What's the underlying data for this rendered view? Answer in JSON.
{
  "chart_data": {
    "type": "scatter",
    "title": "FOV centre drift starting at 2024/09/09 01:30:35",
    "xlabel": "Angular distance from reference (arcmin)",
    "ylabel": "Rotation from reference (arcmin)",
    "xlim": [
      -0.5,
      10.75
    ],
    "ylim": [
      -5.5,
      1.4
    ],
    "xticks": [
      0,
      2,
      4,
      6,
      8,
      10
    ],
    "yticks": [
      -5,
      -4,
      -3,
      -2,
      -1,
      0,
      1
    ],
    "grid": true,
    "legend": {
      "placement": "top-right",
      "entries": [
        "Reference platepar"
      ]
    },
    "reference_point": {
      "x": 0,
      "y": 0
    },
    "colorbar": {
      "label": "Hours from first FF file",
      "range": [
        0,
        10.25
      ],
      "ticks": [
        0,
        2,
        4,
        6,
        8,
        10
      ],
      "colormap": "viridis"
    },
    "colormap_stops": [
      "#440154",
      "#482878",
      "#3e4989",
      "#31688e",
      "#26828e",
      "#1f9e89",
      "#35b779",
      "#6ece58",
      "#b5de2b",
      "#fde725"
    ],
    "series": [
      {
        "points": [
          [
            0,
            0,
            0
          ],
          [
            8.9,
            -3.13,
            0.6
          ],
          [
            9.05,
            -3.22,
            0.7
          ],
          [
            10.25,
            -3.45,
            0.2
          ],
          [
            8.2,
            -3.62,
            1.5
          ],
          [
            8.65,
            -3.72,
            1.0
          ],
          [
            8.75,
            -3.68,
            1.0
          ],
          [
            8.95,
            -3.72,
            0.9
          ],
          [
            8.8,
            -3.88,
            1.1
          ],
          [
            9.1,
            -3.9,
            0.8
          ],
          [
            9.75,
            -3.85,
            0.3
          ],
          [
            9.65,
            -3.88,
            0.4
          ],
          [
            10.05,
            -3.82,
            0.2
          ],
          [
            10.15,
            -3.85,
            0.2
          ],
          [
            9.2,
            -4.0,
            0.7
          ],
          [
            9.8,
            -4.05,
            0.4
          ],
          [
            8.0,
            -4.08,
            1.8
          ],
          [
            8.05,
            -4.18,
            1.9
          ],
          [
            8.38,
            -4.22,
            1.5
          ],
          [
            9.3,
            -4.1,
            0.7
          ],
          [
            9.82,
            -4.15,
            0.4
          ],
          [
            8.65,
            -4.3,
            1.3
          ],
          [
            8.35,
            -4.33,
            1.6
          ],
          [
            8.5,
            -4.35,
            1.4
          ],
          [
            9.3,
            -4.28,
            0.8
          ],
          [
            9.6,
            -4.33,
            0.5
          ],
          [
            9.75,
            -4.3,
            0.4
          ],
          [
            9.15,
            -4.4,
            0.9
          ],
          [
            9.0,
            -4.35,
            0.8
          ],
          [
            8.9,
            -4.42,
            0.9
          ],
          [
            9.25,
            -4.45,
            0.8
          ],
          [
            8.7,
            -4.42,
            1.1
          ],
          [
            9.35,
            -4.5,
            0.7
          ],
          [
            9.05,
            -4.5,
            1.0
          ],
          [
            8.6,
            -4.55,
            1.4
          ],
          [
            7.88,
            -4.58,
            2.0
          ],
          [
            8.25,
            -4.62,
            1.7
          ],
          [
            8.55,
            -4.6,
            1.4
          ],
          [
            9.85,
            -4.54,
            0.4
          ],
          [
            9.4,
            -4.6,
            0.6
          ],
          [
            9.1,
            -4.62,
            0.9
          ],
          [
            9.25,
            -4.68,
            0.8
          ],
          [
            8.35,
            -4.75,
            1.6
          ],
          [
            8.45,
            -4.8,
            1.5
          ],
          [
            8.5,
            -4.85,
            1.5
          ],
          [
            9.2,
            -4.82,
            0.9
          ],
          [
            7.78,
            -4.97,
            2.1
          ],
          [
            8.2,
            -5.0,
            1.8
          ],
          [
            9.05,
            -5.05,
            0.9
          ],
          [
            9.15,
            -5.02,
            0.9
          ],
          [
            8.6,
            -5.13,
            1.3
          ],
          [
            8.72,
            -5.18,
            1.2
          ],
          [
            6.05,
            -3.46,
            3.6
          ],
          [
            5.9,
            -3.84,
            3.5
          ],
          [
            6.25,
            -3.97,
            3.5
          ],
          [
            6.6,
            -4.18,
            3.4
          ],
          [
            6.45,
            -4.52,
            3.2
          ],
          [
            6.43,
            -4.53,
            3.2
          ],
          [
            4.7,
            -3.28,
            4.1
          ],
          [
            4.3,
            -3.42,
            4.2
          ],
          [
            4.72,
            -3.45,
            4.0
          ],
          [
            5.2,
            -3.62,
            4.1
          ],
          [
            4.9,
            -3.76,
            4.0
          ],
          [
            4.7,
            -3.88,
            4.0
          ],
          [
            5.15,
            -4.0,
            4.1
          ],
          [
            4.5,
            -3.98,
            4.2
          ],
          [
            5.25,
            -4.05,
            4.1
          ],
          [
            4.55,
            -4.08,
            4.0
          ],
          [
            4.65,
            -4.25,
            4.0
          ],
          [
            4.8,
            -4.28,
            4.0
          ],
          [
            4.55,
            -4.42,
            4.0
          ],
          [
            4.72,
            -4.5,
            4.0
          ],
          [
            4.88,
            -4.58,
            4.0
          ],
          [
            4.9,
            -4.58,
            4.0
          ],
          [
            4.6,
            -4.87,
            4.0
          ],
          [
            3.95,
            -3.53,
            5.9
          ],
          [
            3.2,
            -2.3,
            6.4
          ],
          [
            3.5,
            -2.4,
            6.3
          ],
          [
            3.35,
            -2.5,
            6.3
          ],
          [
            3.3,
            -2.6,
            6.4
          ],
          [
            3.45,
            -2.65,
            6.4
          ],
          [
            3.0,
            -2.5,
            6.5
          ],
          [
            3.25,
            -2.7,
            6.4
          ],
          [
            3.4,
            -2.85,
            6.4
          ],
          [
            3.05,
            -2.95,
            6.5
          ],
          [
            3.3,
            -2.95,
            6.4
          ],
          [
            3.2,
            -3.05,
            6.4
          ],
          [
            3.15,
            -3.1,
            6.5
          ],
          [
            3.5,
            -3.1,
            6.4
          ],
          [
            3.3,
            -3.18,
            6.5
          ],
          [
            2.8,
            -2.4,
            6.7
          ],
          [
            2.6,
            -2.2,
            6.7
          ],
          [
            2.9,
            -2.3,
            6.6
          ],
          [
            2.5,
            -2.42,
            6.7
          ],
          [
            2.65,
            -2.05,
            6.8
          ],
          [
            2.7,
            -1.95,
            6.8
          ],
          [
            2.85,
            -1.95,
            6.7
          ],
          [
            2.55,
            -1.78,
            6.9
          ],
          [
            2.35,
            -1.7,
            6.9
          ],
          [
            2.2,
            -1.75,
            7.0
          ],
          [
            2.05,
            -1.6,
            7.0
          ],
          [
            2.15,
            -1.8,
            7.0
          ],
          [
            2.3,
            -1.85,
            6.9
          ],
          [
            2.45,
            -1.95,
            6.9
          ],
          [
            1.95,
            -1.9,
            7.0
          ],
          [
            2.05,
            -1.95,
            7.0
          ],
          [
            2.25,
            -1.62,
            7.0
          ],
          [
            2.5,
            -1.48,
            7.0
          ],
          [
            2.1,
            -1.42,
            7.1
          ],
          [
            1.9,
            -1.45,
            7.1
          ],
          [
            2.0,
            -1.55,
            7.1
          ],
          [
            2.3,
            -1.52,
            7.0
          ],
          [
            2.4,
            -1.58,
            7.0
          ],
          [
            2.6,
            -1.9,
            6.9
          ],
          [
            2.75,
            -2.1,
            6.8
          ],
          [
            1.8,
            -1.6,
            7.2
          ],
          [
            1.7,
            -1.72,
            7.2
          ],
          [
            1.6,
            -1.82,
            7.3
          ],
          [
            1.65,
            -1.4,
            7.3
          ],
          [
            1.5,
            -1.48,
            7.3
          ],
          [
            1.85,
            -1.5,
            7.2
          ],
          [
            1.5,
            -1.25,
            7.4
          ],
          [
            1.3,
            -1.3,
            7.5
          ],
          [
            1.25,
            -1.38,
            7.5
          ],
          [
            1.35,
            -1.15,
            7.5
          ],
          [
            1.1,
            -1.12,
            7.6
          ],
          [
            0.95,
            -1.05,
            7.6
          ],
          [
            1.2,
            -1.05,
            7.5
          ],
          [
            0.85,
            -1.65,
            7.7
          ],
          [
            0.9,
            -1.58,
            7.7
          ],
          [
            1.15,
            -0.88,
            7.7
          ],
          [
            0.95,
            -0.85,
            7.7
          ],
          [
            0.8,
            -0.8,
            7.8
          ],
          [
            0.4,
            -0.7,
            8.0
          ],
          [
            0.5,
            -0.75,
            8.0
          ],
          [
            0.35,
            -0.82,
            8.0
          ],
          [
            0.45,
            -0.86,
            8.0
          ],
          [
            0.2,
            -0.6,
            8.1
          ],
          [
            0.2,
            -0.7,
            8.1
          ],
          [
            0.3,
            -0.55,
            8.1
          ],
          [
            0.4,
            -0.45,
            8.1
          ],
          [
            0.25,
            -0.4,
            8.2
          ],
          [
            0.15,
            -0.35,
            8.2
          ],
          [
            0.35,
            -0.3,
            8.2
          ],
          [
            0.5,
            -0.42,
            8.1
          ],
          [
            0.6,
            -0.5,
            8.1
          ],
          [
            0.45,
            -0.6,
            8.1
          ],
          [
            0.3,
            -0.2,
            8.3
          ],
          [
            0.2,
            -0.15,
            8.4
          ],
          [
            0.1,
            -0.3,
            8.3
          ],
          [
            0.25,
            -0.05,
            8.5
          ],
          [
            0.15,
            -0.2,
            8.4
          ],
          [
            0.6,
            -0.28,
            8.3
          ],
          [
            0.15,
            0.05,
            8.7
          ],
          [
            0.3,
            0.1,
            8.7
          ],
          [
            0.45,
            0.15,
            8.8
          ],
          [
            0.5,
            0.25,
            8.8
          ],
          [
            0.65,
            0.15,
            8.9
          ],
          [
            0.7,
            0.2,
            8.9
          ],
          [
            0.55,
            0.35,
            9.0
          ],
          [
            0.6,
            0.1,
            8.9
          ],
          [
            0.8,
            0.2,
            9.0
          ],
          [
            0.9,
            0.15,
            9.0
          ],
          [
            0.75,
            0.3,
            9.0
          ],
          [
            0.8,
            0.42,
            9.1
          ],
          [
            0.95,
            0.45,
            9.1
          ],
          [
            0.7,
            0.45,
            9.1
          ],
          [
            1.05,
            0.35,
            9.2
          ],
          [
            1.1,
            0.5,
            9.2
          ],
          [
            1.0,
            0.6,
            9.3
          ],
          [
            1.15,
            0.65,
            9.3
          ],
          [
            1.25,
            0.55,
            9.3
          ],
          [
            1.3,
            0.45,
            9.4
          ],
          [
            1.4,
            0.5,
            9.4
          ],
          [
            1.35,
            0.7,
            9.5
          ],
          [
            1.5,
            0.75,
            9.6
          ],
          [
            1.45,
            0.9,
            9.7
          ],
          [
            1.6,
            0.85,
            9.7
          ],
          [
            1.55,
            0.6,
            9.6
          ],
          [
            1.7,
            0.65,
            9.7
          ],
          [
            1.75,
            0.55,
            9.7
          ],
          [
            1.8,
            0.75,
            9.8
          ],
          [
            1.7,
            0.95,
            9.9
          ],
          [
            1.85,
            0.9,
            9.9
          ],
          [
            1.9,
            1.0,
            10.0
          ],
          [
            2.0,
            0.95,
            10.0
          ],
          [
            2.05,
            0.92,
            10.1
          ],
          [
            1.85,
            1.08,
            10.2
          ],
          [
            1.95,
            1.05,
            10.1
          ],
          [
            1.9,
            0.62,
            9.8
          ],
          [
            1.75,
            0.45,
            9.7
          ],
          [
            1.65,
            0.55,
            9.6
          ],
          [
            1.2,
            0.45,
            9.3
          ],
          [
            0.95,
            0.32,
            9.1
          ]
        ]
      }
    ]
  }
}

----------

• _DIRECTIONS FOR THIS TASK_: Which lines contain the word "arcmin"? Return each of them.

• _ANSWER FOR THIS EXERCISE_:
    "xlabel": "Angular distance from reference (arcmin)",
    "ylabel": "Rotation from reference (arcmin)",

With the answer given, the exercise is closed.